━━━ Records to process ━━━

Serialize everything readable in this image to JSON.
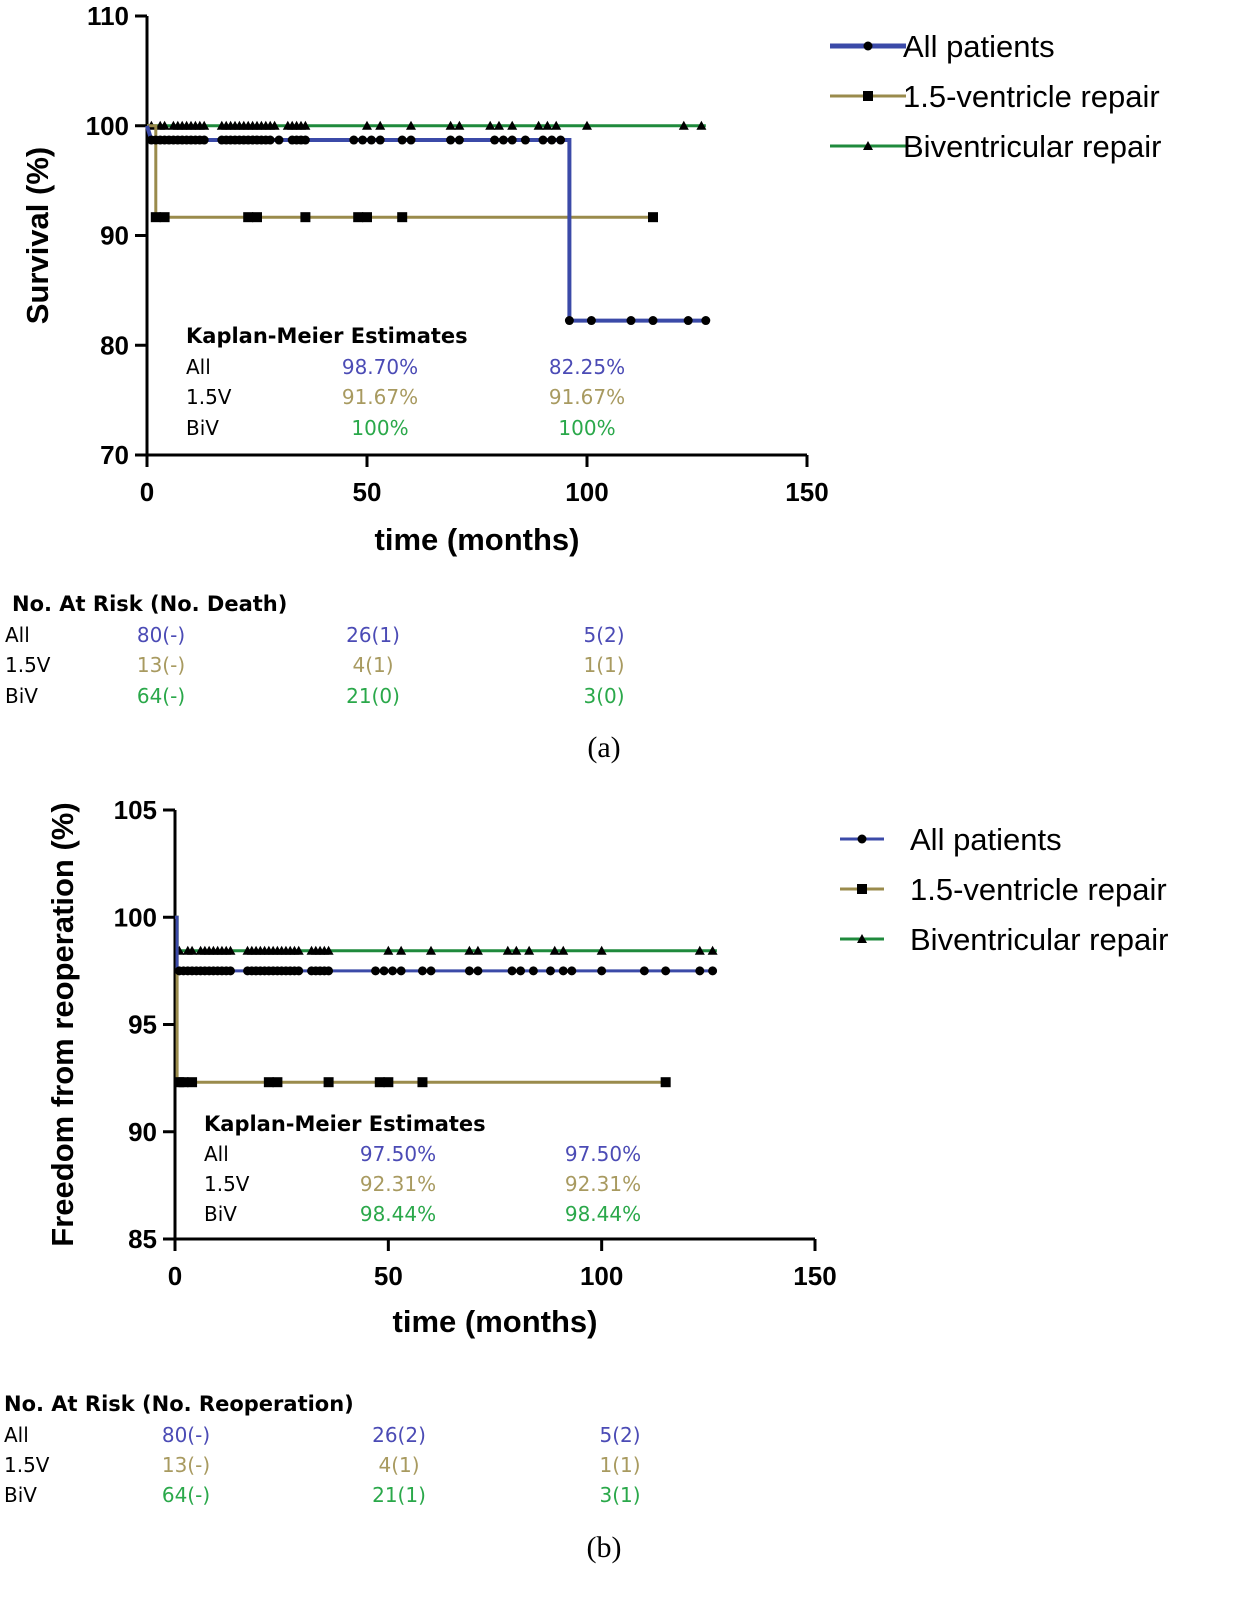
{
  "colors": {
    "all": "#3b4aa8",
    "v15": "#9a8b4c",
    "biv": "#1f8a3c",
    "marker": "#000000",
    "km_all": "#4b4bb5",
    "km_v15": "#a89a60",
    "km_biv": "#2aa84a"
  },
  "chart_data": [
    {
      "type": "line",
      "panel": "(a)",
      "xlabel": "time (months)",
      "ylabel": "Survival (%)",
      "xlim": [
        0,
        150
      ],
      "ylim": [
        70,
        110
      ],
      "xticks": [
        "0",
        "50",
        "100",
        "150"
      ],
      "yticks": [
        "70",
        "80",
        "90",
        "100",
        "110"
      ],
      "legend": "top-right",
      "series": [
        {
          "name": "All patients",
          "key": "all",
          "marker": "circle",
          "steps": [
            [
              0,
              100
            ],
            [
              1,
              98.7
            ],
            [
              96,
              98.7
            ],
            [
              96,
              82.25
            ],
            [
              127,
              82.25
            ]
          ],
          "censored": [
            [
              1,
              98.7
            ],
            [
              2,
              98.7
            ],
            [
              3,
              98.7
            ],
            [
              4,
              98.7
            ],
            [
              5,
              98.7
            ],
            [
              6,
              98.7
            ],
            [
              7,
              98.7
            ],
            [
              8,
              98.7
            ],
            [
              9,
              98.7
            ],
            [
              10,
              98.7
            ],
            [
              11,
              98.7
            ],
            [
              12,
              98.7
            ],
            [
              13,
              98.7
            ],
            [
              17,
              98.7
            ],
            [
              18,
              98.7
            ],
            [
              19,
              98.7
            ],
            [
              20,
              98.7
            ],
            [
              21,
              98.7
            ],
            [
              22,
              98.7
            ],
            [
              23,
              98.7
            ],
            [
              24,
              98.7
            ],
            [
              25,
              98.7
            ],
            [
              26,
              98.7
            ],
            [
              27,
              98.7
            ],
            [
              28,
              98.7
            ],
            [
              30,
              98.7
            ],
            [
              33,
              98.7
            ],
            [
              34,
              98.7
            ],
            [
              35,
              98.7
            ],
            [
              36,
              98.7
            ],
            [
              47,
              98.7
            ],
            [
              49,
              98.7
            ],
            [
              51,
              98.7
            ],
            [
              53,
              98.7
            ],
            [
              58,
              98.7
            ],
            [
              60,
              98.7
            ],
            [
              69,
              98.7
            ],
            [
              71,
              98.7
            ],
            [
              79,
              98.7
            ],
            [
              81,
              98.7
            ],
            [
              83,
              98.7
            ],
            [
              86,
              98.7
            ],
            [
              90,
              98.7
            ],
            [
              92,
              98.7
            ],
            [
              94,
              98.7
            ],
            [
              96,
              82.25
            ],
            [
              101,
              82.25
            ],
            [
              110,
              82.25
            ],
            [
              115,
              82.25
            ],
            [
              123,
              82.25
            ],
            [
              127,
              82.25
            ]
          ]
        },
        {
          "name": "1.5-ventricle repair",
          "key": "v15",
          "marker": "square",
          "steps": [
            [
              0,
              100
            ],
            [
              2,
              100
            ],
            [
              2,
              91.67
            ],
            [
              115,
              91.67
            ]
          ],
          "censored": [
            [
              2,
              91.67
            ],
            [
              4,
              91.67
            ],
            [
              23,
              91.67
            ],
            [
              25,
              91.67
            ],
            [
              36,
              91.67
            ],
            [
              48,
              91.67
            ],
            [
              50,
              91.67
            ],
            [
              58,
              91.67
            ],
            [
              115,
              91.67
            ]
          ]
        },
        {
          "name": "Biventricular repair",
          "key": "biv",
          "marker": "triangle",
          "steps": [
            [
              0,
              100
            ],
            [
              127,
              100
            ]
          ],
          "censored": [
            [
              1,
              100
            ],
            [
              3,
              100
            ],
            [
              4,
              100
            ],
            [
              6,
              100
            ],
            [
              7,
              100
            ],
            [
              8,
              100
            ],
            [
              9,
              100
            ],
            [
              10,
              100
            ],
            [
              11,
              100
            ],
            [
              12,
              100
            ],
            [
              13,
              100
            ],
            [
              17,
              100
            ],
            [
              18,
              100
            ],
            [
              19,
              100
            ],
            [
              20,
              100
            ],
            [
              21,
              100
            ],
            [
              22,
              100
            ],
            [
              23,
              100
            ],
            [
              24,
              100
            ],
            [
              25,
              100
            ],
            [
              26,
              100
            ],
            [
              27,
              100
            ],
            [
              28,
              100
            ],
            [
              29,
              100
            ],
            [
              32,
              100
            ],
            [
              33,
              100
            ],
            [
              34,
              100
            ],
            [
              35,
              100
            ],
            [
              36,
              100
            ],
            [
              50,
              100
            ],
            [
              53,
              100
            ],
            [
              60,
              100
            ],
            [
              69,
              100
            ],
            [
              71,
              100
            ],
            [
              78,
              100
            ],
            [
              80,
              100
            ],
            [
              83,
              100
            ],
            [
              89,
              100
            ],
            [
              91,
              100
            ],
            [
              93,
              100
            ],
            [
              100,
              100
            ],
            [
              122,
              100
            ],
            [
              126,
              100
            ]
          ]
        }
      ],
      "km_title": "Kaplan-Meier Estimates",
      "km_rows": [
        {
          "label": "All",
          "key": "all",
          "values": [
            "98.70%",
            "82.25%"
          ]
        },
        {
          "label": "1.5V",
          "key": "v15",
          "values": [
            "91.67%",
            "91.67%"
          ]
        },
        {
          "label": "BiV",
          "key": "biv",
          "values": [
            "100%",
            "100%"
          ]
        }
      ],
      "risk_title": "No. At Risk (No. Death)",
      "risk_rows": [
        {
          "label": "All",
          "key": "all",
          "values": [
            "80(-)",
            "26(1)",
            "5(2)"
          ]
        },
        {
          "label": "1.5V",
          "key": "v15",
          "values": [
            "13(-)",
            "4(1)",
            "1(1)"
          ]
        },
        {
          "label": "BiV",
          "key": "biv",
          "values": [
            "64(-)",
            "21(0)",
            "3(0)"
          ]
        }
      ]
    },
    {
      "type": "line",
      "panel": "(b)",
      "xlabel": "time (months)",
      "ylabel": "Freedom from reoperation (%)",
      "xlim": [
        0,
        150
      ],
      "ylim": [
        85,
        105
      ],
      "xticks": [
        "0",
        "50",
        "100",
        "150"
      ],
      "yticks": [
        "85",
        "90",
        "95",
        "100",
        "105"
      ],
      "legend": "top-right",
      "series": [
        {
          "name": "All patients",
          "key": "all",
          "marker": "circle",
          "steps": [
            [
              0,
              100
            ],
            [
              0.5,
              100
            ],
            [
              0.5,
              97.5
            ],
            [
              127,
              97.5
            ]
          ],
          "censored": [
            [
              1,
              97.5
            ],
            [
              2,
              97.5
            ],
            [
              3,
              97.5
            ],
            [
              4,
              97.5
            ],
            [
              5,
              97.5
            ],
            [
              6,
              97.5
            ],
            [
              7,
              97.5
            ],
            [
              8,
              97.5
            ],
            [
              9,
              97.5
            ],
            [
              10,
              97.5
            ],
            [
              11,
              97.5
            ],
            [
              12,
              97.5
            ],
            [
              13,
              97.5
            ],
            [
              17,
              97.5
            ],
            [
              18,
              97.5
            ],
            [
              19,
              97.5
            ],
            [
              20,
              97.5
            ],
            [
              21,
              97.5
            ],
            [
              22,
              97.5
            ],
            [
              23,
              97.5
            ],
            [
              24,
              97.5
            ],
            [
              25,
              97.5
            ],
            [
              26,
              97.5
            ],
            [
              27,
              97.5
            ],
            [
              28,
              97.5
            ],
            [
              29,
              97.5
            ],
            [
              32,
              97.5
            ],
            [
              33,
              97.5
            ],
            [
              34,
              97.5
            ],
            [
              35,
              97.5
            ],
            [
              36,
              97.5
            ],
            [
              47,
              97.5
            ],
            [
              49,
              97.5
            ],
            [
              51,
              97.5
            ],
            [
              53,
              97.5
            ],
            [
              58,
              97.5
            ],
            [
              60,
              97.5
            ],
            [
              69,
              97.5
            ],
            [
              71,
              97.5
            ],
            [
              79,
              97.5
            ],
            [
              81,
              97.5
            ],
            [
              84,
              97.5
            ],
            [
              88,
              97.5
            ],
            [
              91,
              97.5
            ],
            [
              93,
              97.5
            ],
            [
              100,
              97.5
            ],
            [
              110,
              97.5
            ],
            [
              115,
              97.5
            ],
            [
              123,
              97.5
            ],
            [
              126,
              97.5
            ]
          ]
        },
        {
          "name": "1.5-ventricle repair",
          "key": "v15",
          "marker": "square",
          "steps": [
            [
              0,
              100
            ],
            [
              0.5,
              100
            ],
            [
              0.5,
              92.31
            ],
            [
              115,
              92.31
            ]
          ],
          "censored": [
            [
              1,
              92.31
            ],
            [
              2,
              92.31
            ],
            [
              4,
              92.31
            ],
            [
              22,
              92.31
            ],
            [
              24,
              92.31
            ],
            [
              36,
              92.31
            ],
            [
              48,
              92.31
            ],
            [
              50,
              92.31
            ],
            [
              58,
              92.31
            ],
            [
              115,
              92.31
            ]
          ]
        },
        {
          "name": "Biventricular repair",
          "key": "biv",
          "marker": "triangle",
          "steps": [
            [
              0,
              100
            ],
            [
              0.5,
              100
            ],
            [
              0.5,
              98.44
            ],
            [
              127,
              98.44
            ]
          ],
          "censored": [
            [
              1,
              98.44
            ],
            [
              3,
              98.44
            ],
            [
              4,
              98.44
            ],
            [
              6,
              98.44
            ],
            [
              7,
              98.44
            ],
            [
              8,
              98.44
            ],
            [
              9,
              98.44
            ],
            [
              10,
              98.44
            ],
            [
              11,
              98.44
            ],
            [
              12,
              98.44
            ],
            [
              13,
              98.44
            ],
            [
              17,
              98.44
            ],
            [
              18,
              98.44
            ],
            [
              19,
              98.44
            ],
            [
              20,
              98.44
            ],
            [
              21,
              98.44
            ],
            [
              22,
              98.44
            ],
            [
              23,
              98.44
            ],
            [
              24,
              98.44
            ],
            [
              25,
              98.44
            ],
            [
              26,
              98.44
            ],
            [
              27,
              98.44
            ],
            [
              28,
              98.44
            ],
            [
              29,
              98.44
            ],
            [
              32,
              98.44
            ],
            [
              33,
              98.44
            ],
            [
              34,
              98.44
            ],
            [
              35,
              98.44
            ],
            [
              36,
              98.44
            ],
            [
              50,
              98.44
            ],
            [
              53,
              98.44
            ],
            [
              60,
              98.44
            ],
            [
              69,
              98.44
            ],
            [
              71,
              98.44
            ],
            [
              78,
              98.44
            ],
            [
              80,
              98.44
            ],
            [
              83,
              98.44
            ],
            [
              89,
              98.44
            ],
            [
              91,
              98.44
            ],
            [
              100,
              98.44
            ],
            [
              123,
              98.44
            ],
            [
              126,
              98.44
            ]
          ]
        }
      ],
      "km_title": "Kaplan-Meier Estimates",
      "km_rows": [
        {
          "label": "All",
          "key": "all",
          "values": [
            "97.50%",
            "97.50%"
          ]
        },
        {
          "label": "1.5V",
          "key": "v15",
          "values": [
            "92.31%",
            "92.31%"
          ]
        },
        {
          "label": "BiV",
          "key": "biv",
          "values": [
            "98.44%",
            "98.44%"
          ]
        }
      ],
      "risk_title": "No. At Risk (No. Reoperation)",
      "risk_rows": [
        {
          "label": "All",
          "key": "all",
          "values": [
            "80(-)",
            "26(2)",
            "5(2)"
          ]
        },
        {
          "label": "1.5V",
          "key": "v15",
          "values": [
            "13(-)",
            "4(1)",
            "1(1)"
          ]
        },
        {
          "label": "BiV",
          "key": "biv",
          "values": [
            "64(-)",
            "21(1)",
            "3(1)"
          ]
        }
      ]
    }
  ]
}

━━━

--- Your task ---
Your response should be the lines of the entries above that include the string "ylabel".

--- Answer section ---
      "ylabel": "Survival (%)",
      "ylabel": "Freedom from reoperation (%)",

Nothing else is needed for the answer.